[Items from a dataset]
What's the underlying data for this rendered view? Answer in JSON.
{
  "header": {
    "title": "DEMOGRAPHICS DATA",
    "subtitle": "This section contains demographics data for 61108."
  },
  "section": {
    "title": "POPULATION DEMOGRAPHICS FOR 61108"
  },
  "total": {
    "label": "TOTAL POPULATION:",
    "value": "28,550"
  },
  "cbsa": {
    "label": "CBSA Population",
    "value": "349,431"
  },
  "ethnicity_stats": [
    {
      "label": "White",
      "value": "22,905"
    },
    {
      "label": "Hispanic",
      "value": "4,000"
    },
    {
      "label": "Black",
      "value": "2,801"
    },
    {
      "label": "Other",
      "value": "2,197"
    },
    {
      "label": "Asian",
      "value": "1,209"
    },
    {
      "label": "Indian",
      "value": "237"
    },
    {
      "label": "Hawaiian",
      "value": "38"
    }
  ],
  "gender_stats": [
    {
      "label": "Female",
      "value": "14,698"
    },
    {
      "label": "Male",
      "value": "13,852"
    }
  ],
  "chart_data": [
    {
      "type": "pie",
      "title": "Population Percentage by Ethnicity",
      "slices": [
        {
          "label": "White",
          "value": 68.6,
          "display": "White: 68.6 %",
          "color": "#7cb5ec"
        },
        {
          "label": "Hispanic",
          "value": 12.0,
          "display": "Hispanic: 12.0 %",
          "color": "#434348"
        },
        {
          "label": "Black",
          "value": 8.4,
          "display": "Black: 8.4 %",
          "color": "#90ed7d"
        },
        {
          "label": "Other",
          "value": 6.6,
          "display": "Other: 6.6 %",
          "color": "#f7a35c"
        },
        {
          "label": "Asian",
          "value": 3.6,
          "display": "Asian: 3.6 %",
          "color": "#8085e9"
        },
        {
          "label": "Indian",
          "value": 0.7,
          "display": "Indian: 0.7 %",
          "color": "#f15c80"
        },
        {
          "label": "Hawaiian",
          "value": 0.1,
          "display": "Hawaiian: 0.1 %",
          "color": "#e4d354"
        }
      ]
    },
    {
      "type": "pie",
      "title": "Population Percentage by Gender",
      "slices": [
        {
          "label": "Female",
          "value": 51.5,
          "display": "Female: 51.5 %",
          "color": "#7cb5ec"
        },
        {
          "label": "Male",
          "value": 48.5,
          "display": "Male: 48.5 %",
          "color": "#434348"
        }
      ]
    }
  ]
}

- **What is asked**:
Copy every line in the entries above that has the string "Hispanic" in it.

- **The solution**:
      "label": "Hispanic",
          "label": "Hispanic",
          "display": "Hispanic: 12.0 %",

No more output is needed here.